Transcribe, word for word, the line containing "Transcribe this chart's" and each line following it through the end of the listing below. Omit all other lines.

_Items from a figure collection_.
begin

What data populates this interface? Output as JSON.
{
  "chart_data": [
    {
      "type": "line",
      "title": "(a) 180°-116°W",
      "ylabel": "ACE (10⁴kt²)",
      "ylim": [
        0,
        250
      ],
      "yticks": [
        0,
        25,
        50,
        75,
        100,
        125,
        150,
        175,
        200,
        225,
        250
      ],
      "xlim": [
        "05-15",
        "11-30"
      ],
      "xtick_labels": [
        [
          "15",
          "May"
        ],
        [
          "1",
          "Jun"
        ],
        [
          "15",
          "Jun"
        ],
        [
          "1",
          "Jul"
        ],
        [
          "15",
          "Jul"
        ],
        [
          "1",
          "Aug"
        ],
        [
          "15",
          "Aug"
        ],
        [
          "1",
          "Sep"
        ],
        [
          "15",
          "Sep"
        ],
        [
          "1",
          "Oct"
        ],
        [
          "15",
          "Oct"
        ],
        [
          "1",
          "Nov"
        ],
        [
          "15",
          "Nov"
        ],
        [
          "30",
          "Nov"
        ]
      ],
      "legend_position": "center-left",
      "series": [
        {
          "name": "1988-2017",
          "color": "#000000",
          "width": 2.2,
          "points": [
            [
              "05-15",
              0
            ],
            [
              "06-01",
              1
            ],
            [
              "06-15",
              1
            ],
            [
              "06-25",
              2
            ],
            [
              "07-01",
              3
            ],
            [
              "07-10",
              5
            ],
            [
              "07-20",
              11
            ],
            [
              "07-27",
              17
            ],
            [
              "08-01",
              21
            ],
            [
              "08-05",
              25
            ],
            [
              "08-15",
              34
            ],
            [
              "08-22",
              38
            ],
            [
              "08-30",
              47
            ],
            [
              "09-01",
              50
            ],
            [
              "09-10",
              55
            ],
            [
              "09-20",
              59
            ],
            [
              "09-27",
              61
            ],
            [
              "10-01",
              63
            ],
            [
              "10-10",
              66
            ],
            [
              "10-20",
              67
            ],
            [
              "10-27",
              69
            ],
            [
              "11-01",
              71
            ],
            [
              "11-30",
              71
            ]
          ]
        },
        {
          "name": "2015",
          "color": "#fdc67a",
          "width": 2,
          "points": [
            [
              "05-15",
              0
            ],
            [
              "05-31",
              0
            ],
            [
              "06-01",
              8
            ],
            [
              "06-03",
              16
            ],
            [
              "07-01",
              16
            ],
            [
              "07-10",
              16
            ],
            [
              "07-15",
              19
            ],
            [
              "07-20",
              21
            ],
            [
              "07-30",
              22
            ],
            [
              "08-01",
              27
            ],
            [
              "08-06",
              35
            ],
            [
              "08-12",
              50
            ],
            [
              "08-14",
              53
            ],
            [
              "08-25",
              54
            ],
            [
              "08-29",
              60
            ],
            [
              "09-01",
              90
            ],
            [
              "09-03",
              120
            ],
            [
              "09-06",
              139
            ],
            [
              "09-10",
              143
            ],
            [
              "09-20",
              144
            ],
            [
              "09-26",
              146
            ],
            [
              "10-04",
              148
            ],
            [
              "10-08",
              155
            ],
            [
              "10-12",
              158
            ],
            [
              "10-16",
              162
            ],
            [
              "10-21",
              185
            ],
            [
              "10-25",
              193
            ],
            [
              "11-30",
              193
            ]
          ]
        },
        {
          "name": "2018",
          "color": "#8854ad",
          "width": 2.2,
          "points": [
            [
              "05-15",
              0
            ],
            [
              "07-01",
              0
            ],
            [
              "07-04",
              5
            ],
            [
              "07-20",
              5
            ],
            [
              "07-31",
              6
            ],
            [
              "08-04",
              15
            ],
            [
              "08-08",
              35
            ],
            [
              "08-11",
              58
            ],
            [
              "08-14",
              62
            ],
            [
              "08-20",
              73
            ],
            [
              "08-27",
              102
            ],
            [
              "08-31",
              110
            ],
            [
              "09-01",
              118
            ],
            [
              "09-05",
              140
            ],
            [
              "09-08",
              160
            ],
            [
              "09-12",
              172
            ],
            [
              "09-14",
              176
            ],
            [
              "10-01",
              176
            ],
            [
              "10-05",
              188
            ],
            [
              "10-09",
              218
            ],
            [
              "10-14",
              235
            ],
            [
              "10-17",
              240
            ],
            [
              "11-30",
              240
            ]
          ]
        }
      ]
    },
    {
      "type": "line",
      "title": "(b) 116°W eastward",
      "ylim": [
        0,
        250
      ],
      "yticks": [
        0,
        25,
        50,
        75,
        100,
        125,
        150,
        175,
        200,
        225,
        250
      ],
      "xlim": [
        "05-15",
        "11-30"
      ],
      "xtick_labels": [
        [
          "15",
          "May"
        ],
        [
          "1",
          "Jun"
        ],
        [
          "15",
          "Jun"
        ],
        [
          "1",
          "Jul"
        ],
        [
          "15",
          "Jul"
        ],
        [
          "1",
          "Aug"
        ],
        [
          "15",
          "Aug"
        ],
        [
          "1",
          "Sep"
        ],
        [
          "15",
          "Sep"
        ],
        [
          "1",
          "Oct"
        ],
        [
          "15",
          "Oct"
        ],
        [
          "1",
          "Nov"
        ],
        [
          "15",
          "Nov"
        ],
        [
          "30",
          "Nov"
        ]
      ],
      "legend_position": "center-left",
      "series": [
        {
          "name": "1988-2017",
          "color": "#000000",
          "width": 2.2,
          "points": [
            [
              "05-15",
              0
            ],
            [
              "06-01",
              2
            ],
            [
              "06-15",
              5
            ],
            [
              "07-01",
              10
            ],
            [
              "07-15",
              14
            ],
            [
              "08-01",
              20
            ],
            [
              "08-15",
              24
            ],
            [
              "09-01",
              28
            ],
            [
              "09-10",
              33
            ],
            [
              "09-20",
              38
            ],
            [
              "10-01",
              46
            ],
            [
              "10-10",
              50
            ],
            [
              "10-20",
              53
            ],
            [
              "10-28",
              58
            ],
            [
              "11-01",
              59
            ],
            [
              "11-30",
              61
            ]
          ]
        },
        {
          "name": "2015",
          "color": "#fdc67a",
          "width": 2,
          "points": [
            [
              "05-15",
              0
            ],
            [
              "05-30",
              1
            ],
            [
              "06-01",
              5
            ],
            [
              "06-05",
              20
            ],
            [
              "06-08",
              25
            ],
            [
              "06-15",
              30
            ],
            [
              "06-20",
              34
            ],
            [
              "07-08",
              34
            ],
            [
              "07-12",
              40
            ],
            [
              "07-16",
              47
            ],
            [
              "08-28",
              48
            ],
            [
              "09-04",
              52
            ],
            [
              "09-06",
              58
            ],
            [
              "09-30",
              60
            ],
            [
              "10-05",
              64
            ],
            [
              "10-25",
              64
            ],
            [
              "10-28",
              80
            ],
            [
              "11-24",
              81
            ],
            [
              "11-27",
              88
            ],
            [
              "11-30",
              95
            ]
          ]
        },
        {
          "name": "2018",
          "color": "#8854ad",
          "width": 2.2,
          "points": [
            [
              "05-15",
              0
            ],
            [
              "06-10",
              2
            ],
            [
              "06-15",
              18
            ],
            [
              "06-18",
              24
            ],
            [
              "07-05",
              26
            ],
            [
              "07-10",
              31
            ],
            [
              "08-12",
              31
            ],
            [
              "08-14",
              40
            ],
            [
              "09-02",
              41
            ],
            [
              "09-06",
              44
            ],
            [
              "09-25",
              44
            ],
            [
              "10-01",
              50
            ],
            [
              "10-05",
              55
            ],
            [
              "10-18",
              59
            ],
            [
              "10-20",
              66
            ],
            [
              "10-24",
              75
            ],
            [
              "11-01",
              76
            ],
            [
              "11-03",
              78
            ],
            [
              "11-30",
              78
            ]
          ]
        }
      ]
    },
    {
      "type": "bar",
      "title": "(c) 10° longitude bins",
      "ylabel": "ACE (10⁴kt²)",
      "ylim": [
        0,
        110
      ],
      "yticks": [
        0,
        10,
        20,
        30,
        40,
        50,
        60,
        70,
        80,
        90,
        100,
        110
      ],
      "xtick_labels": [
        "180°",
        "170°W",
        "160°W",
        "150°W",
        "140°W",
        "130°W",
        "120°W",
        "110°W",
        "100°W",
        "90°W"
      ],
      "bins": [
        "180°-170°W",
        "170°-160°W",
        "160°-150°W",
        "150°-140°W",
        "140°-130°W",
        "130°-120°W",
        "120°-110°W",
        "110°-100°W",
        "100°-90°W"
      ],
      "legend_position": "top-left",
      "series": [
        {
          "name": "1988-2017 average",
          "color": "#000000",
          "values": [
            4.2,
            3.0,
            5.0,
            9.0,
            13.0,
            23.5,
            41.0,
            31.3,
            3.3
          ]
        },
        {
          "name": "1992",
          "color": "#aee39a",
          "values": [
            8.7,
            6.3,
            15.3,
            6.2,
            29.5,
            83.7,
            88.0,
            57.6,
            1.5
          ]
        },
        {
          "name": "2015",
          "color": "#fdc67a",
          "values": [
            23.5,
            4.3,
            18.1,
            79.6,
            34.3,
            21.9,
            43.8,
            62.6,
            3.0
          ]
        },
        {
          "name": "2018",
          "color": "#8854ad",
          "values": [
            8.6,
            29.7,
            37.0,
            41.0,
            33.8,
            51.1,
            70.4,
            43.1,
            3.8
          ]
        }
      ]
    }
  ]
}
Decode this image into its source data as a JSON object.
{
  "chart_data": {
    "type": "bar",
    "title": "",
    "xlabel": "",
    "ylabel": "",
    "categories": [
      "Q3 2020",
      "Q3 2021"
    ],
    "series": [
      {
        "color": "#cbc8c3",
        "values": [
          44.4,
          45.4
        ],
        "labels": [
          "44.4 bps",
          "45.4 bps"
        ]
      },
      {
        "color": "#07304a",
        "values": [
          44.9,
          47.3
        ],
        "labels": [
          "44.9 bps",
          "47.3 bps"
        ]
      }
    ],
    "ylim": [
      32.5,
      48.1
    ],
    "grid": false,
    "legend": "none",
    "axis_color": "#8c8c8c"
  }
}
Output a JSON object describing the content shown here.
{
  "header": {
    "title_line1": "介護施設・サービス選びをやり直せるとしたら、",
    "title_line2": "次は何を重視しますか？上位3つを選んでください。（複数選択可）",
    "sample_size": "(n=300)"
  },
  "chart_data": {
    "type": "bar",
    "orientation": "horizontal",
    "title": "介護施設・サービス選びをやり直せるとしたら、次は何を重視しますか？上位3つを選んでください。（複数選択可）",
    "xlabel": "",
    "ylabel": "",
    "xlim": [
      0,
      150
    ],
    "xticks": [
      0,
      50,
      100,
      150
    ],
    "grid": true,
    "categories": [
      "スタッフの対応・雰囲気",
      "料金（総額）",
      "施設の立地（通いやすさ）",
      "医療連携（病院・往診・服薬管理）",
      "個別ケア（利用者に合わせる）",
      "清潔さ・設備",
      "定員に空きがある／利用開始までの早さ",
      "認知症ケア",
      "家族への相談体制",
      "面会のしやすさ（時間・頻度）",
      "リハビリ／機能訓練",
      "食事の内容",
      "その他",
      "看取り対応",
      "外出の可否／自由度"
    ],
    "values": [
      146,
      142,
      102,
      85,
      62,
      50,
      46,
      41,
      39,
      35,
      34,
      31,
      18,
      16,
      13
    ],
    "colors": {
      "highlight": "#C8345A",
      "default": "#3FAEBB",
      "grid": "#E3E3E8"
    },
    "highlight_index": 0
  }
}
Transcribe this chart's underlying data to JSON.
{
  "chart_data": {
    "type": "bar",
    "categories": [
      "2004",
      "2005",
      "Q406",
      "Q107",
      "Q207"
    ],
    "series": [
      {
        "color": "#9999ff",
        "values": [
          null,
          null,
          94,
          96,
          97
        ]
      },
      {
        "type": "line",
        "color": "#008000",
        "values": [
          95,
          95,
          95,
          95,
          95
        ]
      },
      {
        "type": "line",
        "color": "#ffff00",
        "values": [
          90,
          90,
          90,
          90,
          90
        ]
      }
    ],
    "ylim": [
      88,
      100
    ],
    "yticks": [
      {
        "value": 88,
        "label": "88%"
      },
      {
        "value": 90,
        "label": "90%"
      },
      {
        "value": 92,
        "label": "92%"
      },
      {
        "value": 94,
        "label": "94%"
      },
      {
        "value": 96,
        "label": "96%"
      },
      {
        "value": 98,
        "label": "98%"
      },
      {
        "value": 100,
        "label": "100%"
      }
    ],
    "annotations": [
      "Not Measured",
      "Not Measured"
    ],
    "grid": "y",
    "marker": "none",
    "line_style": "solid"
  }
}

end

_Solution for this problem_.
Transcribe this chart's underlying data to JSON.
{
  "chart_data": {
    "type": "bar",
    "categories": [
      "2004",
      "2005",
      "Q406",
      "Q107",
      "Q207"
    ],
    "series": [
      {
        "color": "#9999ff",
        "values": [
          null,
          null,
          94,
          96,
          97
        ]
      },
      {
        "type": "line",
        "color": "#008000",
        "values": [
          95,
          95,
          95,
          95,
          95
        ]
      },
      {
        "type": "line",
        "color": "#ffff00",
        "values": [
          90,
          90,
          90,
          90,
          90
        ]
      }
    ],
    "ylim": [
      88,
      100
    ],
    "yticks": [
      {
        "value": 88,
        "label": "88%"
      },
      {
        "value": 90,
        "label": "90%"
      },
      {
        "value": 92,
        "label": "92%"
      },
      {
        "value": 94,
        "label": "94%"
      },
      {
        "value": 96,
        "label": "96%"
      },
      {
        "value": 98,
        "label": "98%"
      },
      {
        "value": 100,
        "label": "100%"
      }
    ],
    "annotations": [
      "Not Measured",
      "Not Measured"
    ],
    "grid": "y",
    "marker": "none",
    "line_style": "solid"
  }
}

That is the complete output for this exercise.